Count every line that includes the string "this" in the entries that follow. Nothing besides the number is needed.

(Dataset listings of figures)

####################

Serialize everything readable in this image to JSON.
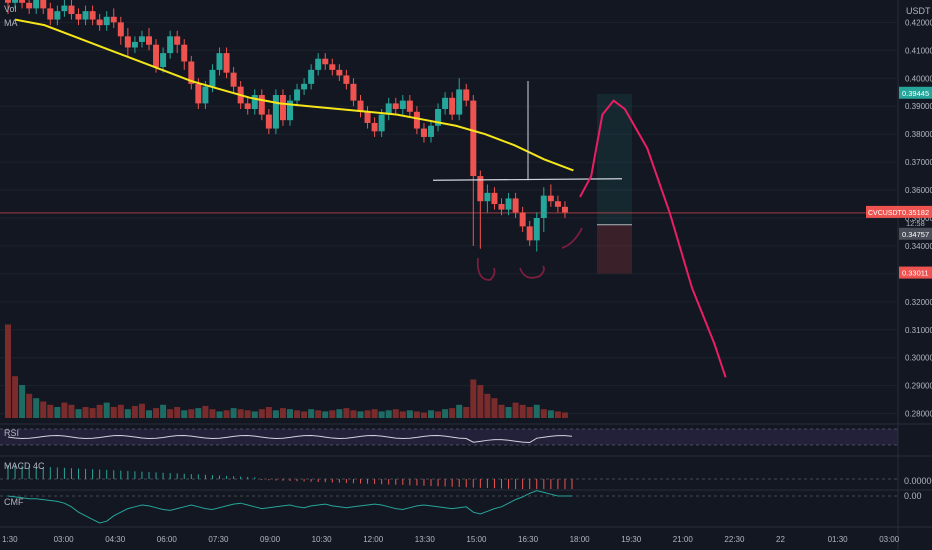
{
  "header": {
    "symbol": "CVCUSDT",
    "quote_currency": "USDT",
    "vol_label": "Vol",
    "ma_label": "MA"
  },
  "price_badges": {
    "last": {
      "label": "CVCUSDT",
      "value": "0.35182",
      "color": "#ef5350"
    },
    "countdown": "12:58",
    "target": {
      "value": "0.39445",
      "color": "#26a69a"
    },
    "entry": {
      "value": "0.34757",
      "color": "#787b86"
    },
    "stop": {
      "value": "0.33011",
      "color": "#ef5350"
    }
  },
  "indicators": {
    "rsi_label": "RSI",
    "macd_label": "MACD 4C",
    "cmf_label": "CMF",
    "macd_zero": "0.00000",
    "cmf_zero": "0.00"
  },
  "colors": {
    "up": "#26a69a",
    "down": "#ef5350",
    "ma": "#f5e61a",
    "drawing": "#e91e63",
    "background": "#131722",
    "grid": "#1e222d"
  },
  "chart_data": {
    "type": "candlestick",
    "y_axis_ticks": [
      "0.42000",
      "0.41000",
      "0.40000",
      "0.39000",
      "0.38000",
      "0.37000",
      "0.36000",
      "0.35000",
      "0.34000",
      "0.33000",
      "0.32000",
      "0.31000",
      "0.30000",
      "0.29000",
      "0.28000"
    ],
    "ylim": [
      0.277,
      0.428
    ],
    "x_axis_ticks": [
      "1:30",
      "03:00",
      "04:30",
      "06:00",
      "07:30",
      "09:00",
      "10:30",
      "12:00",
      "13:30",
      "15:00",
      "16:30",
      "18:00",
      "19:30",
      "21:00",
      "22:30",
      "22",
      "01:30",
      "03:00"
    ],
    "candles": [
      [
        0.429,
        0.427,
        0.429,
        0.423
      ],
      [
        0.427,
        0.428,
        0.432,
        0.425
      ],
      [
        0.428,
        0.427,
        0.43,
        0.425
      ],
      [
        0.427,
        0.425,
        0.429,
        0.423
      ],
      [
        0.425,
        0.428,
        0.43,
        0.423
      ],
      [
        0.428,
        0.425,
        0.43,
        0.423
      ],
      [
        0.425,
        0.421,
        0.427,
        0.419
      ],
      [
        0.421,
        0.424,
        0.426,
        0.419
      ],
      [
        0.424,
        0.426,
        0.428,
        0.422
      ],
      [
        0.426,
        0.423,
        0.428,
        0.421
      ],
      [
        0.423,
        0.421,
        0.425,
        0.419
      ],
      [
        0.421,
        0.424,
        0.426,
        0.419
      ],
      [
        0.424,
        0.421,
        0.426,
        0.419
      ],
      [
        0.421,
        0.419,
        0.423,
        0.417
      ],
      [
        0.419,
        0.422,
        0.424,
        0.417
      ],
      [
        0.422,
        0.42,
        0.425,
        0.418
      ],
      [
        0.42,
        0.415,
        0.422,
        0.412
      ],
      [
        0.415,
        0.411,
        0.418,
        0.408
      ],
      [
        0.411,
        0.413,
        0.415,
        0.409
      ],
      [
        0.413,
        0.415,
        0.417,
        0.411
      ],
      [
        0.415,
        0.412,
        0.418,
        0.41
      ],
      [
        0.412,
        0.404,
        0.414,
        0.402
      ],
      [
        0.404,
        0.409,
        0.411,
        0.402
      ],
      [
        0.409,
        0.415,
        0.417,
        0.407
      ],
      [
        0.415,
        0.412,
        0.417,
        0.409
      ],
      [
        0.412,
        0.406,
        0.414,
        0.403
      ],
      [
        0.406,
        0.398,
        0.408,
        0.396
      ],
      [
        0.398,
        0.391,
        0.4,
        0.389
      ],
      [
        0.391,
        0.397,
        0.399,
        0.389
      ],
      [
        0.397,
        0.403,
        0.405,
        0.395
      ],
      [
        0.403,
        0.409,
        0.411,
        0.401
      ],
      [
        0.409,
        0.402,
        0.411,
        0.4
      ],
      [
        0.402,
        0.397,
        0.404,
        0.395
      ],
      [
        0.397,
        0.391,
        0.399,
        0.389
      ],
      [
        0.391,
        0.389,
        0.393,
        0.387
      ],
      [
        0.389,
        0.394,
        0.396,
        0.387
      ],
      [
        0.394,
        0.387,
        0.396,
        0.385
      ],
      [
        0.387,
        0.382,
        0.389,
        0.38
      ],
      [
        0.382,
        0.394,
        0.396,
        0.38
      ],
      [
        0.394,
        0.385,
        0.396,
        0.383
      ],
      [
        0.385,
        0.392,
        0.394,
        0.383
      ],
      [
        0.392,
        0.396,
        0.398,
        0.39
      ],
      [
        0.396,
        0.398,
        0.4,
        0.394
      ],
      [
        0.398,
        0.403,
        0.405,
        0.396
      ],
      [
        0.403,
        0.407,
        0.409,
        0.401
      ],
      [
        0.407,
        0.405,
        0.409,
        0.403
      ],
      [
        0.405,
        0.403,
        0.407,
        0.401
      ],
      [
        0.403,
        0.401,
        0.405,
        0.399
      ],
      [
        0.401,
        0.398,
        0.403,
        0.396
      ],
      [
        0.398,
        0.392,
        0.4,
        0.39
      ],
      [
        0.392,
        0.388,
        0.394,
        0.386
      ],
      [
        0.388,
        0.384,
        0.39,
        0.382
      ],
      [
        0.384,
        0.381,
        0.386,
        0.379
      ],
      [
        0.381,
        0.387,
        0.389,
        0.379
      ],
      [
        0.387,
        0.391,
        0.393,
        0.385
      ],
      [
        0.391,
        0.389,
        0.393,
        0.387
      ],
      [
        0.389,
        0.392,
        0.394,
        0.387
      ],
      [
        0.392,
        0.388,
        0.394,
        0.386
      ],
      [
        0.388,
        0.382,
        0.39,
        0.38
      ],
      [
        0.382,
        0.379,
        0.384,
        0.377
      ],
      [
        0.379,
        0.383,
        0.385,
        0.377
      ],
      [
        0.383,
        0.389,
        0.391,
        0.381
      ],
      [
        0.389,
        0.393,
        0.395,
        0.387
      ],
      [
        0.393,
        0.387,
        0.395,
        0.385
      ],
      [
        0.387,
        0.396,
        0.4,
        0.385
      ],
      [
        0.396,
        0.392,
        0.398,
        0.39
      ],
      [
        0.392,
        0.365,
        0.394,
        0.34
      ],
      [
        0.365,
        0.356,
        0.367,
        0.339
      ],
      [
        0.356,
        0.359,
        0.362,
        0.352
      ],
      [
        0.359,
        0.355,
        0.361,
        0.353
      ],
      [
        0.355,
        0.353,
        0.357,
        0.351
      ],
      [
        0.353,
        0.357,
        0.359,
        0.351
      ],
      [
        0.357,
        0.352,
        0.359,
        0.35
      ],
      [
        0.352,
        0.347,
        0.354,
        0.345
      ],
      [
        0.347,
        0.342,
        0.349,
        0.34
      ],
      [
        0.342,
        0.35,
        0.352,
        0.338
      ],
      [
        0.35,
        0.358,
        0.361,
        0.345
      ],
      [
        0.358,
        0.356,
        0.362,
        0.354
      ],
      [
        0.356,
        0.354,
        0.358,
        0.352
      ],
      [
        0.354,
        0.352,
        0.356,
        0.35
      ]
    ],
    "volumes": [
      [
        0.85,
        "down"
      ],
      [
        0.38,
        "down"
      ],
      [
        0.3,
        "up"
      ],
      [
        0.22,
        "down"
      ],
      [
        0.18,
        "up"
      ],
      [
        0.15,
        "down"
      ],
      [
        0.12,
        "down"
      ],
      [
        0.1,
        "up"
      ],
      [
        0.14,
        "down"
      ],
      [
        0.12,
        "down"
      ],
      [
        0.08,
        "up"
      ],
      [
        0.1,
        "down"
      ],
      [
        0.09,
        "down"
      ],
      [
        0.12,
        "down"
      ],
      [
        0.14,
        "up"
      ],
      [
        0.1,
        "down"
      ],
      [
        0.12,
        "down"
      ],
      [
        0.08,
        "up"
      ],
      [
        0.11,
        "down"
      ],
      [
        0.13,
        "down"
      ],
      [
        0.07,
        "up"
      ],
      [
        0.09,
        "down"
      ],
      [
        0.12,
        "up"
      ],
      [
        0.08,
        "down"
      ],
      [
        0.1,
        "down"
      ],
      [
        0.07,
        "up"
      ],
      [
        0.08,
        "down"
      ],
      [
        0.09,
        "up"
      ],
      [
        0.11,
        "down"
      ],
      [
        0.08,
        "down"
      ],
      [
        0.06,
        "up"
      ],
      [
        0.07,
        "down"
      ],
      [
        0.09,
        "up"
      ],
      [
        0.08,
        "down"
      ],
      [
        0.07,
        "down"
      ],
      [
        0.06,
        "up"
      ],
      [
        0.08,
        "down"
      ],
      [
        0.1,
        "down"
      ],
      [
        0.07,
        "up"
      ],
      [
        0.09,
        "down"
      ],
      [
        0.08,
        "up"
      ],
      [
        0.07,
        "down"
      ],
      [
        0.06,
        "down"
      ],
      [
        0.08,
        "up"
      ],
      [
        0.07,
        "down"
      ],
      [
        0.06,
        "up"
      ],
      [
        0.07,
        "down"
      ],
      [
        0.08,
        "up"
      ],
      [
        0.09,
        "down"
      ],
      [
        0.07,
        "down"
      ],
      [
        0.06,
        "up"
      ],
      [
        0.07,
        "down"
      ],
      [
        0.08,
        "down"
      ],
      [
        0.06,
        "up"
      ],
      [
        0.07,
        "up"
      ],
      [
        0.08,
        "down"
      ],
      [
        0.06,
        "down"
      ],
      [
        0.07,
        "up"
      ],
      [
        0.06,
        "down"
      ],
      [
        0.05,
        "down"
      ],
      [
        0.07,
        "up"
      ],
      [
        0.06,
        "down"
      ],
      [
        0.08,
        "up"
      ],
      [
        0.09,
        "down"
      ],
      [
        0.12,
        "up"
      ],
      [
        0.1,
        "down"
      ],
      [
        0.35,
        "down"
      ],
      [
        0.3,
        "down"
      ],
      [
        0.22,
        "down"
      ],
      [
        0.18,
        "down"
      ],
      [
        0.12,
        "down"
      ],
      [
        0.1,
        "up"
      ],
      [
        0.14,
        "down"
      ],
      [
        0.12,
        "down"
      ],
      [
        0.1,
        "down"
      ],
      [
        0.12,
        "up"
      ],
      [
        0.08,
        "down"
      ],
      [
        0.07,
        "up"
      ],
      [
        0.06,
        "down"
      ],
      [
        0.05,
        "down"
      ]
    ],
    "ma_line": [
      0.421,
      0.419,
      0.415,
      0.411,
      0.407,
      0.403,
      0.399,
      0.396,
      0.393,
      0.391,
      0.39,
      0.389,
      0.388,
      0.387,
      0.385,
      0.383,
      0.38,
      0.376,
      0.371,
      0.367
    ],
    "horizontal_level": 0.3635,
    "last_price": 0.35182,
    "position": {
      "target": 0.39445,
      "entry": 0.34757,
      "stop": 0.33011
    },
    "projection": [
      [
        0.3575,
        0
      ],
      [
        0.365,
        2
      ],
      [
        0.387,
        4
      ],
      [
        0.392,
        6
      ],
      [
        0.389,
        8
      ],
      [
        0.375,
        12
      ],
      [
        0.352,
        16
      ],
      [
        0.325,
        20
      ],
      [
        0.305,
        24
      ],
      [
        0.293,
        26
      ]
    ]
  }
}
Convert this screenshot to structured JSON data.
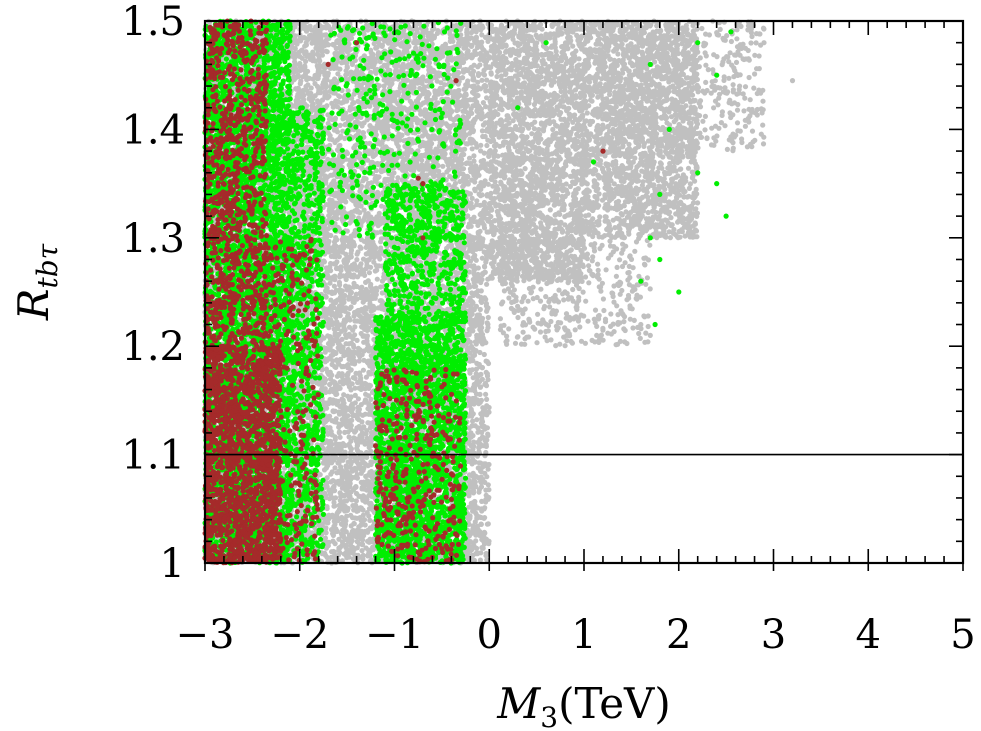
{
  "chart_data": {
    "type": "scatter",
    "xlabel": {
      "main": "M",
      "sub": "3",
      "rest": "(TeV)"
    },
    "ylabel": {
      "main": "R",
      "sub": "tbτ"
    },
    "xlim": [
      -3,
      5
    ],
    "ylim": [
      1.0,
      1.5
    ],
    "x_ticks": [
      -3,
      -2,
      -1,
      0,
      1,
      2,
      3,
      4,
      5
    ],
    "x_tick_labels": [
      "−3",
      "−2",
      "−1",
      "0",
      "1",
      "2",
      "3",
      "4",
      "5"
    ],
    "y_ticks": [
      1.0,
      1.1,
      1.2,
      1.3,
      1.4,
      1.5
    ],
    "y_tick_labels": [
      "1",
      "1.1",
      "1.2",
      "1.3",
      "1.4",
      "1.5"
    ],
    "x_minor_step": 0.2,
    "y_minor_step": 0.02,
    "reference_line": {
      "y": 1.1
    },
    "grid": false,
    "legend": "none",
    "series": [
      {
        "color": "#c0c0c0",
        "regions": [
          {
            "x": [
              -3.0,
              -1.9
            ],
            "y": [
              1.0,
              1.5
            ],
            "density": 0.9
          },
          {
            "x": [
              -1.9,
              -1.1
            ],
            "y": [
              1.0,
              1.5
            ],
            "density": 0.75
          },
          {
            "x": [
              -1.1,
              -0.15
            ],
            "y": [
              1.0,
              1.5
            ],
            "density": 0.85
          },
          {
            "x": [
              -0.15,
              0.0
            ],
            "y": [
              1.0,
              1.5
            ],
            "density": 0.6
          },
          {
            "x": [
              0.0,
              1.0
            ],
            "y": [
              1.26,
              1.5
            ],
            "density": 0.9
          },
          {
            "x": [
              1.0,
              2.2
            ],
            "y": [
              1.3,
              1.5
            ],
            "density": 0.8
          },
          {
            "x": [
              1.2,
              2.9
            ],
            "y": [
              1.38,
              1.5
            ],
            "density": 0.25
          },
          {
            "x": [
              0.1,
              1.7
            ],
            "y": [
              1.2,
              1.3
            ],
            "density": 0.25
          }
        ],
        "points": [
          [
            3.2,
            1.445
          ],
          [
            2.9,
            1.48
          ],
          [
            1.6,
            1.22
          ],
          [
            1.7,
            1.21
          ]
        ]
      },
      {
        "color": "#00ee00",
        "regions": [
          {
            "x": [
              -3.0,
              -2.1
            ],
            "y": [
              1.0,
              1.5
            ],
            "density": 1.0
          },
          {
            "x": [
              -2.1,
              -1.75
            ],
            "y": [
              1.0,
              1.42
            ],
            "density": 0.55
          },
          {
            "x": [
              -1.2,
              -0.25
            ],
            "y": [
              1.0,
              1.23
            ],
            "density": 1.0
          },
          {
            "x": [
              -1.1,
              -0.25
            ],
            "y": [
              1.23,
              1.35
            ],
            "density": 0.5
          },
          {
            "x": [
              -1.7,
              -0.3
            ],
            "y": [
              1.3,
              1.5
            ],
            "density": 0.12
          }
        ],
        "points": [
          [
            0.6,
            1.48
          ],
          [
            0.3,
            1.42
          ],
          [
            1.1,
            1.37
          ],
          [
            1.7,
            1.46
          ],
          [
            1.8,
            1.34
          ],
          [
            1.7,
            1.3
          ],
          [
            1.8,
            1.28
          ],
          [
            2.0,
            1.25
          ],
          [
            1.75,
            1.22
          ],
          [
            2.2,
            1.36
          ],
          [
            2.4,
            1.35
          ],
          [
            2.5,
            1.32
          ],
          [
            2.4,
            1.45
          ],
          [
            2.2,
            1.48
          ],
          [
            1.9,
            1.4
          ],
          [
            2.55,
            1.49
          ],
          [
            1.6,
            1.26
          ]
        ]
      },
      {
        "color": "#a52a2a",
        "regions": [
          {
            "x": [
              -3.0,
              -2.2
            ],
            "y": [
              1.0,
              1.2
            ],
            "density": 1.0
          },
          {
            "x": [
              -3.0,
              -2.35
            ],
            "y": [
              1.2,
              1.5
            ],
            "density": 0.45
          },
          {
            "x": [
              -2.35,
              -1.8
            ],
            "y": [
              1.0,
              1.3
            ],
            "density": 0.15
          },
          {
            "x": [
              -1.2,
              -0.3
            ],
            "y": [
              1.0,
              1.18
            ],
            "density": 0.2
          }
        ],
        "points": [
          [
            -0.75,
            1.355
          ],
          [
            -0.7,
            1.35
          ],
          [
            -0.35,
            1.445
          ],
          [
            -1.7,
            1.46
          ],
          [
            1.2,
            1.38
          ],
          [
            -0.7,
            1.3
          ],
          [
            -1.4,
            1.48
          ]
        ]
      }
    ]
  }
}
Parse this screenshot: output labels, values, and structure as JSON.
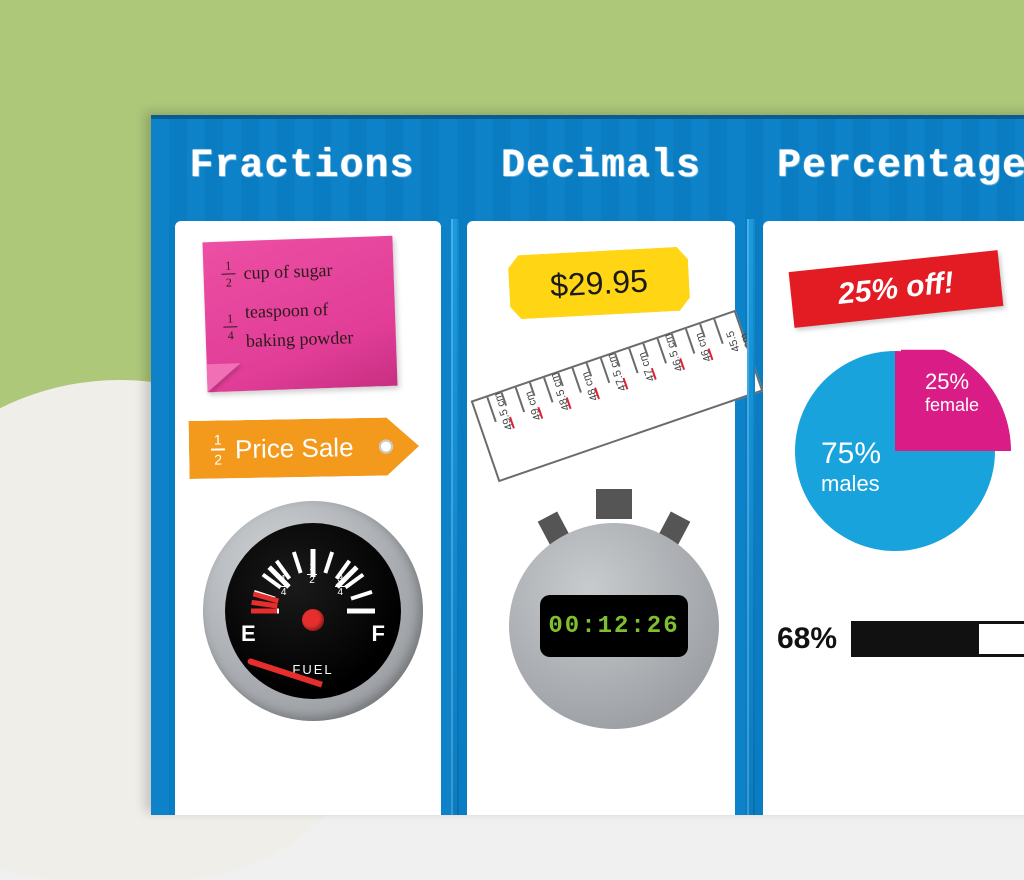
{
  "background": {
    "top_color": "#aec87a",
    "blob_color": "#efeee9"
  },
  "poster": {
    "stripe_colors": [
      "#1188cf",
      "#0a7cc2"
    ],
    "columns": [
      {
        "title": "Fractions"
      },
      {
        "title": "Decimals"
      },
      {
        "title": "Percentages"
      }
    ]
  },
  "fractions": {
    "sticky": {
      "bg": "#e13d97",
      "lines": [
        {
          "num": "1",
          "den": "2",
          "text": "cup of sugar"
        },
        {
          "num": "1",
          "den": "4",
          "text": "teaspoon of baking powder"
        }
      ]
    },
    "tag": {
      "bg": "#f39a1c",
      "frac_num": "1",
      "frac_den": "2",
      "text": "Price Sale"
    },
    "gauge": {
      "rim": "#a9acb0",
      "face": "#000",
      "left_label": "E",
      "right_label": "F",
      "bottom_label": "FUEL",
      "fracs": [
        {
          "num": "1",
          "den": "4",
          "angle": -45
        },
        {
          "num": "1",
          "den": "2",
          "angle": 0
        },
        {
          "num": "3",
          "den": "4",
          "angle": 45
        }
      ],
      "ticks_deg": [
        -90,
        -72,
        -54,
        -45,
        -36,
        -18,
        0,
        18,
        36,
        45,
        54,
        72,
        90
      ],
      "red_ticks_deg": [
        -90,
        -82,
        -74
      ],
      "needle_deg": -72,
      "needle_color": "#e62f2c"
    }
  },
  "decimals": {
    "price": {
      "bg": "#ffd514",
      "text": "$29.95"
    },
    "ruler": {
      "border": "#6b6b6b",
      "labels": [
        "49.5 cm",
        "49 cm",
        "48.5 cm",
        "48 cm",
        "47.5 cm",
        "47 cm",
        "46.5 cm",
        "46 cm",
        "45.5 cm"
      ]
    },
    "stopwatch": {
      "rim": "#a6a9ad",
      "screen_bg": "#000",
      "digit_color": "#7fbf2f",
      "time": "00:12:26"
    }
  },
  "percentages": {
    "off_tag": {
      "bg": "#e31b23",
      "text": "25% off!"
    },
    "pie": {
      "male_color": "#19a3dd",
      "female_color": "#d91c86",
      "male_pct": "75%",
      "male_label": "males",
      "female_pct": "25%",
      "female_label": "female",
      "female_angle_deg": 90
    },
    "progress": {
      "pct_text": "68%",
      "pct_value": 68,
      "track_border": "#111",
      "fill": "#111"
    }
  }
}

####################

→ **Written response**
3